= The task =
Your task is to copy the listing exactly. Drop any pictures from the copy.

= Given data =

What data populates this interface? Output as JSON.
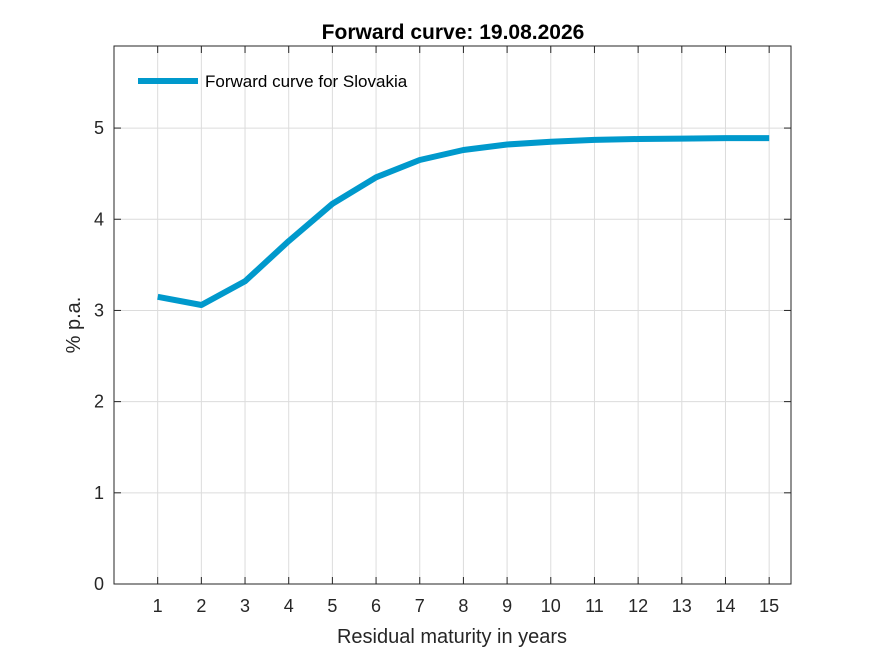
{
  "chart_data": {
    "type": "line",
    "title": "Forward curve: 19.08.2026",
    "xlabel": "Residual maturity in years",
    "ylabel": "% p.a.",
    "xlim": [
      0,
      15.5
    ],
    "ylim": [
      0,
      5.9
    ],
    "x_ticks": [
      1,
      2,
      3,
      4,
      5,
      6,
      7,
      8,
      9,
      10,
      11,
      12,
      13,
      14,
      15
    ],
    "y_ticks": [
      0,
      1,
      2,
      3,
      4,
      5
    ],
    "grid": true,
    "legend_position": "top-left",
    "series": [
      {
        "name": "Forward curve for Slovakia",
        "color": "#0099CC",
        "x": [
          1,
          2,
          3,
          4,
          5,
          6,
          7,
          8,
          9,
          10,
          11,
          12,
          13,
          14,
          15
        ],
        "y": [
          3.15,
          3.06,
          3.32,
          3.76,
          4.17,
          4.46,
          4.65,
          4.76,
          4.82,
          4.85,
          4.87,
          4.88,
          4.885,
          4.89,
          4.89
        ]
      }
    ]
  }
}
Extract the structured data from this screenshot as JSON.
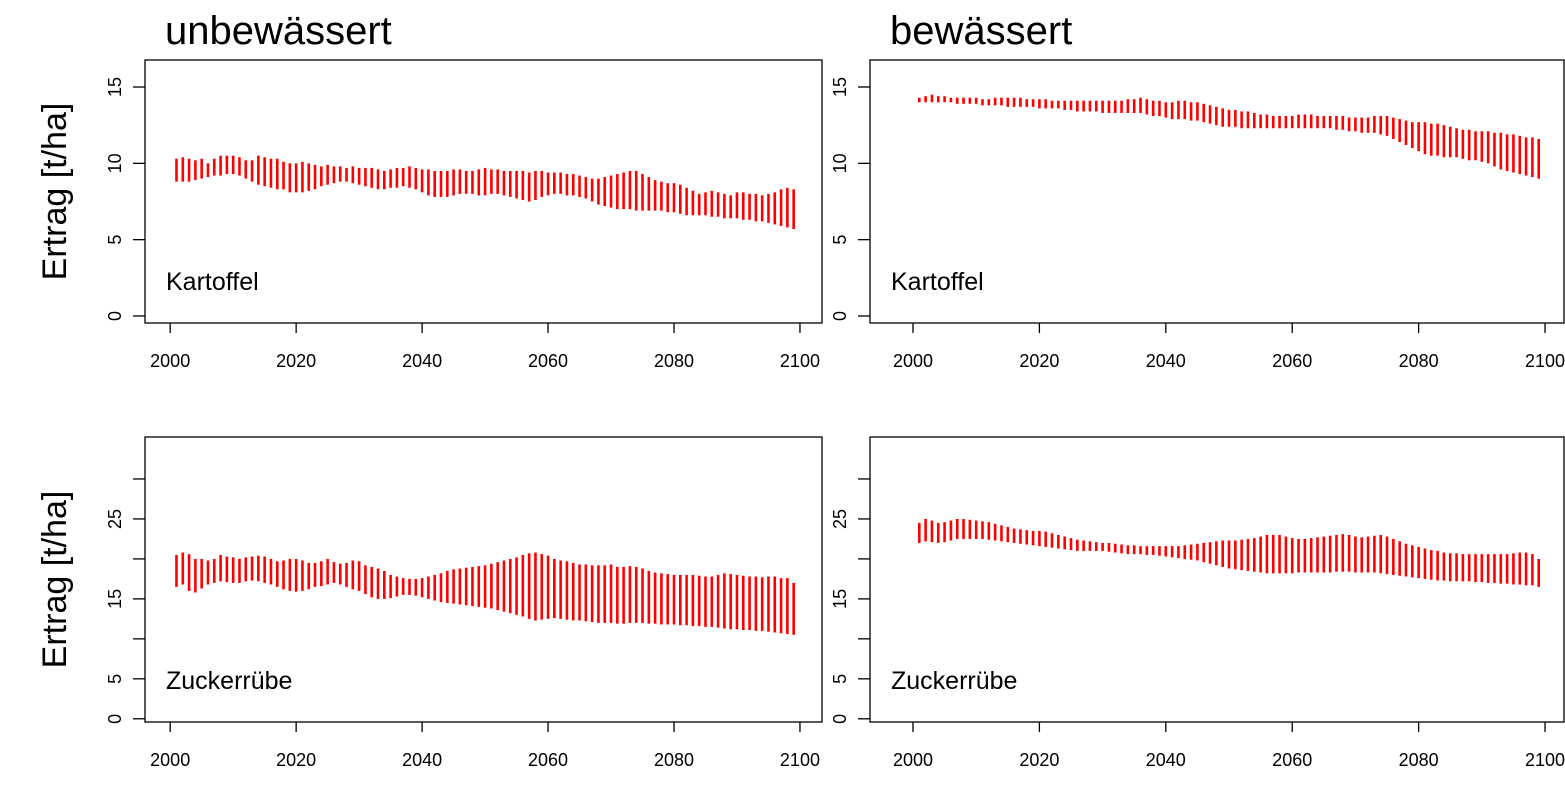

= Answer for this exercise =
What data populates this interface? Output as JSON.
{
  "chart_data": {
    "type": "line",
    "title": "Forward curve: 19.08.2026",
    "xlabel": "Residual maturity in years",
    "ylabel": "% p.a.",
    "xlim": [
      0,
      15.5
    ],
    "ylim": [
      0,
      5.9
    ],
    "x_ticks": [
      1,
      2,
      3,
      4,
      5,
      6,
      7,
      8,
      9,
      10,
      11,
      12,
      13,
      14,
      15
    ],
    "y_ticks": [
      0,
      1,
      2,
      3,
      4,
      5
    ],
    "grid": true,
    "legend_position": "top-left",
    "series": [
      {
        "name": "Forward curve for Slovakia",
        "color": "#0099CC",
        "x": [
          1,
          2,
          3,
          4,
          5,
          6,
          7,
          8,
          9,
          10,
          11,
          12,
          13,
          14,
          15
        ],
        "y": [
          3.15,
          3.06,
          3.32,
          3.76,
          4.17,
          4.46,
          4.65,
          4.76,
          4.82,
          4.85,
          4.87,
          4.88,
          4.885,
          4.89,
          4.89
        ]
      }
    ]
  }
}
Extract the structured data from this screenshot as JSON.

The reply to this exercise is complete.